> **RAW RECORDS**:
+===+

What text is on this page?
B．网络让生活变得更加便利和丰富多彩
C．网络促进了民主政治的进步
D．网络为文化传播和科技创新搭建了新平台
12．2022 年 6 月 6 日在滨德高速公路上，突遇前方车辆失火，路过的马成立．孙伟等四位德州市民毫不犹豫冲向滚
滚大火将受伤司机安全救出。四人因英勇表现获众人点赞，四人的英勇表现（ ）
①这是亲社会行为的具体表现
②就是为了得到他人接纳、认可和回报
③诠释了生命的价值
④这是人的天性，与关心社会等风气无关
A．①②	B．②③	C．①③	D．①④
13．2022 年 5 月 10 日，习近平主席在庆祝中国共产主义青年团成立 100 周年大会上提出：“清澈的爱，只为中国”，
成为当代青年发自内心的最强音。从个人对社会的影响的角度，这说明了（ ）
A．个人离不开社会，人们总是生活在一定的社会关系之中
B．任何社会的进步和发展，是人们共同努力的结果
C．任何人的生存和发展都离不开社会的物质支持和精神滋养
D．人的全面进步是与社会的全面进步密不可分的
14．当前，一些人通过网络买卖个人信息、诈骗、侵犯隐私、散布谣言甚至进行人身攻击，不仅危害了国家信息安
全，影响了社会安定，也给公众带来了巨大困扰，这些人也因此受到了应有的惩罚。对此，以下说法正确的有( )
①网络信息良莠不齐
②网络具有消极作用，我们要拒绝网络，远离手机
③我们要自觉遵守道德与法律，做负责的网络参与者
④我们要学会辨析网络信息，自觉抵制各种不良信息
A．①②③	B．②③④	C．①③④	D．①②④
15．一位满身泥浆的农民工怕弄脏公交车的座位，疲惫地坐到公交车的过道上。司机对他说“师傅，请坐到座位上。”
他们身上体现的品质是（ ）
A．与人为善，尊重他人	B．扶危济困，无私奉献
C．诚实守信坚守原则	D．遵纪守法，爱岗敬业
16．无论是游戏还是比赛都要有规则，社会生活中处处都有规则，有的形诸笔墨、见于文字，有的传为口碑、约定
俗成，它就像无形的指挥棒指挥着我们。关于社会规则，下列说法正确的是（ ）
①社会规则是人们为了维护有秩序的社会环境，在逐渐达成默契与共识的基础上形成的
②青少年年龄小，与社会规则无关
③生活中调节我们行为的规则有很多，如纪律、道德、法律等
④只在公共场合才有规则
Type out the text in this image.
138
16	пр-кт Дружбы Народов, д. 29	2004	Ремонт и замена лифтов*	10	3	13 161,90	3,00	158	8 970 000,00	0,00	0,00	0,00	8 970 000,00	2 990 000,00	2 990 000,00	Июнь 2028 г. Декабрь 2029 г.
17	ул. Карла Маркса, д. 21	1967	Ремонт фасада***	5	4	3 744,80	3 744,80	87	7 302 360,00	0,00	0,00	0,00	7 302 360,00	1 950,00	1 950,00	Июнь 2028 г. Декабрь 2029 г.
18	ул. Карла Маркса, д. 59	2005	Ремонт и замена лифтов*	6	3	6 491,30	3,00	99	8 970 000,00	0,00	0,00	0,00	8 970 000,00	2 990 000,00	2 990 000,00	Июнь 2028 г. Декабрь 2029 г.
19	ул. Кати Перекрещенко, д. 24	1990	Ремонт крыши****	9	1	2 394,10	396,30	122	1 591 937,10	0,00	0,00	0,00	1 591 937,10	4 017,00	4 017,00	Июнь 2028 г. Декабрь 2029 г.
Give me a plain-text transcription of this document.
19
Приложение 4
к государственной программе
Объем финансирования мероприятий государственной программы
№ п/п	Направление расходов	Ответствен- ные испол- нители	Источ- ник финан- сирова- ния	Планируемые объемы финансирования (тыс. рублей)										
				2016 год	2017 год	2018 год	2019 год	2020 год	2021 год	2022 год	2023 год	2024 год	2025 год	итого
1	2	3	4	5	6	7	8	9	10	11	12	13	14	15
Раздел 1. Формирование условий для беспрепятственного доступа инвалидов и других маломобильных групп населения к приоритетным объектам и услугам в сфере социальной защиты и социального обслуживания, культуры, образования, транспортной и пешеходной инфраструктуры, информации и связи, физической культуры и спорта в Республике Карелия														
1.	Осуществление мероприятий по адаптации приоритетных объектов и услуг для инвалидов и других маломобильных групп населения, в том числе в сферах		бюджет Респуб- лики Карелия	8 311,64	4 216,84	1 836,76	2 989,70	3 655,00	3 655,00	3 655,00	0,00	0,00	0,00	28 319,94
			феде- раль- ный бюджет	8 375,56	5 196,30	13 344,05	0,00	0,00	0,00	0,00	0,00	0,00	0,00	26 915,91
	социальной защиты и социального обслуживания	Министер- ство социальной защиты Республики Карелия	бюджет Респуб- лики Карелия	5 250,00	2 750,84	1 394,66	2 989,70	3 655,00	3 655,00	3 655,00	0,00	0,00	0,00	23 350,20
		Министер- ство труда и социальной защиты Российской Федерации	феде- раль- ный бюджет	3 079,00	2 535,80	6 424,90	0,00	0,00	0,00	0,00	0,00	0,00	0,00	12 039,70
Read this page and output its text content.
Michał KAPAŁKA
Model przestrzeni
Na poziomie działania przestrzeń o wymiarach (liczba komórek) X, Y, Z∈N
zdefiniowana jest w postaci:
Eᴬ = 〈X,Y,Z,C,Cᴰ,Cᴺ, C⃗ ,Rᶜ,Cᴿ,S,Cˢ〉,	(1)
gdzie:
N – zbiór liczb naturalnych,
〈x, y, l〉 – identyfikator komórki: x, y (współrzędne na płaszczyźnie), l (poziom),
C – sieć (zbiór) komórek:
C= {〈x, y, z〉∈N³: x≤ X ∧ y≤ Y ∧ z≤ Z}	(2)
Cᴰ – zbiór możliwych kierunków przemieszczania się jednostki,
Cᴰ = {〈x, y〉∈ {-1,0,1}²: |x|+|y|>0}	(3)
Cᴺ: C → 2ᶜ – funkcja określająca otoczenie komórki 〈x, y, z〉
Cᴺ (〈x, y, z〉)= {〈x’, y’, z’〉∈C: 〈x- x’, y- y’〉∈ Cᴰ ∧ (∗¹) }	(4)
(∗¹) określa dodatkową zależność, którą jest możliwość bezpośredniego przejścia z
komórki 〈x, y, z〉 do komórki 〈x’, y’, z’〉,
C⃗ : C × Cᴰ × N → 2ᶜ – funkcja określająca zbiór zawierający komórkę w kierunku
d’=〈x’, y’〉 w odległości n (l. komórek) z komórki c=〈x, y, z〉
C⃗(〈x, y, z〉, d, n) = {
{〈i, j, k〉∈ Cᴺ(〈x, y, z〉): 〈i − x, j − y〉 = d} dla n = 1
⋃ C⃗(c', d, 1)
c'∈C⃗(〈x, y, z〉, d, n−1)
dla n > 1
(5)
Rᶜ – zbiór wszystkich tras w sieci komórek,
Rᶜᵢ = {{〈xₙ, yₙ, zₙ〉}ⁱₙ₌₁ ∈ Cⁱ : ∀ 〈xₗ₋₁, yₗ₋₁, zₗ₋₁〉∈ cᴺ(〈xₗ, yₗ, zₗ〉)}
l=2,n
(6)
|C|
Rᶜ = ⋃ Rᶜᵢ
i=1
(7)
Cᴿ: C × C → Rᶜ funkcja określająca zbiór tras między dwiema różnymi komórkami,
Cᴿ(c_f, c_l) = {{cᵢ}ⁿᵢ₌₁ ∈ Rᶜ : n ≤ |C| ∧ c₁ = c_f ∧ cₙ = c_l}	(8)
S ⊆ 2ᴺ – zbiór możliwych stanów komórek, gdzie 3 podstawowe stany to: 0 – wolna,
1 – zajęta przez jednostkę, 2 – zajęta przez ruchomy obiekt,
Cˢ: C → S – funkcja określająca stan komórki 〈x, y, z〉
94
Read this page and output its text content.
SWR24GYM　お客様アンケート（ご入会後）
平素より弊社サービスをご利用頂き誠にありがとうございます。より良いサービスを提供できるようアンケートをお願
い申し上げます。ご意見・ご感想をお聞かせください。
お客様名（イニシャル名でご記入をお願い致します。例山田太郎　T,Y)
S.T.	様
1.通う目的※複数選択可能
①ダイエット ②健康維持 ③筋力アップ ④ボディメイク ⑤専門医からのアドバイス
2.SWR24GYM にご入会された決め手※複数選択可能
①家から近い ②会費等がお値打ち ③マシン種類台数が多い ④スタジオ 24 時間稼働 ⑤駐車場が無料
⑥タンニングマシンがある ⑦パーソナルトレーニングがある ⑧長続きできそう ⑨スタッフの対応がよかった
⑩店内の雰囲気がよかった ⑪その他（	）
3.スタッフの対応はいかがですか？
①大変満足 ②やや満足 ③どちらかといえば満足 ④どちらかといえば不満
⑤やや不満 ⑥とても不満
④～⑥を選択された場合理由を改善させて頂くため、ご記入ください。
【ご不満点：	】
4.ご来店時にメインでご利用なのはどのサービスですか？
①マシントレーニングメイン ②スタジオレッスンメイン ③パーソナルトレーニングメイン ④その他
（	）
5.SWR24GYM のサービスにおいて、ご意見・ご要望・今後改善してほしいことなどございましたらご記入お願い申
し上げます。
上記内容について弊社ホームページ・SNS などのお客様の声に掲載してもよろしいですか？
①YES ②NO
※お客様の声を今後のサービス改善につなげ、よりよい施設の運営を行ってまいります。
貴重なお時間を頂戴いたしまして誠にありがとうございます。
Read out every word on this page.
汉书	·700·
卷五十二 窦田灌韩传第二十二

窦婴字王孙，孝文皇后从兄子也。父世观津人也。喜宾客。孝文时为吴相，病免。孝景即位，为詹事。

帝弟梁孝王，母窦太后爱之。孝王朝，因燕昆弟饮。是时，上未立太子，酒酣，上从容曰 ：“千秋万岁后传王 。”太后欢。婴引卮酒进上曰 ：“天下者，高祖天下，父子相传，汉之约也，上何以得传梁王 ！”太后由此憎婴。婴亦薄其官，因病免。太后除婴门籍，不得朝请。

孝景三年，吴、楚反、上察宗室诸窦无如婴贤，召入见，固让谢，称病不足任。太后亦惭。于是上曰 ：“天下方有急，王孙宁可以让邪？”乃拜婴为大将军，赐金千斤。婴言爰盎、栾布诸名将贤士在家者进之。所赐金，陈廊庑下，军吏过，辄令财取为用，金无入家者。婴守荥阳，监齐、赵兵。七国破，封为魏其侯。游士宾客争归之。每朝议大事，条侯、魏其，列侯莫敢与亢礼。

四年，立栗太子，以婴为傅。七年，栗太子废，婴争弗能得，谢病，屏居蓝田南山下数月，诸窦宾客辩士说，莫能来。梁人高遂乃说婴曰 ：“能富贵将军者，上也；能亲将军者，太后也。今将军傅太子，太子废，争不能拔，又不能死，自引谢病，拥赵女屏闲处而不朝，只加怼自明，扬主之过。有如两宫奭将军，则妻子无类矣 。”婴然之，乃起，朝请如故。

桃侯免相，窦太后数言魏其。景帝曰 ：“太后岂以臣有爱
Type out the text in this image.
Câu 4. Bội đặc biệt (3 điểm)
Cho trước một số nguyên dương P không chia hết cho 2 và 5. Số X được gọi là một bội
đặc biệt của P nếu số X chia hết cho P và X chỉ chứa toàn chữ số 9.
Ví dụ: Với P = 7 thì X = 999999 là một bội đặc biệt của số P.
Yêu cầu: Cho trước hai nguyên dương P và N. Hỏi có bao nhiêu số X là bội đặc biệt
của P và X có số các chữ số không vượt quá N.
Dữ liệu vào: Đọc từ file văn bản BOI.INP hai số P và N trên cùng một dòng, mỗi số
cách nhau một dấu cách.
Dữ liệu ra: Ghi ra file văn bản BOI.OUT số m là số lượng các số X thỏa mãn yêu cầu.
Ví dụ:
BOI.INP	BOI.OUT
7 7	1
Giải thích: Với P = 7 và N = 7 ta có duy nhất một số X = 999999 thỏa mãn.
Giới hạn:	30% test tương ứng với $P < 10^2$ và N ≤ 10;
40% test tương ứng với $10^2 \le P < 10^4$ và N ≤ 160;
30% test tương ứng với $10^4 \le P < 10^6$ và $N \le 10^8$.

+===+

> **TASK DESCRIPTION**: From the entries above, list each line with "komórki" in it.

> **FULL SOLUTION**:
〈x, y, l〉 – identyfikator komórki: x, y (współrzędne na płaszczyźnie), l (poziom),
Cᴺ: C → 2ᶜ – funkcja określająca otoczenie komórki 〈x, y, z〉
komórki 〈x, y, z〉 do komórki 〈x’, y’, z’〉,
d’=〈x’, y’〉 w odległości n (l. komórek) z komórki c=〈x, y, z〉
Cˢ: C → S – funkcja określająca stan komórki 〈x, y, z〉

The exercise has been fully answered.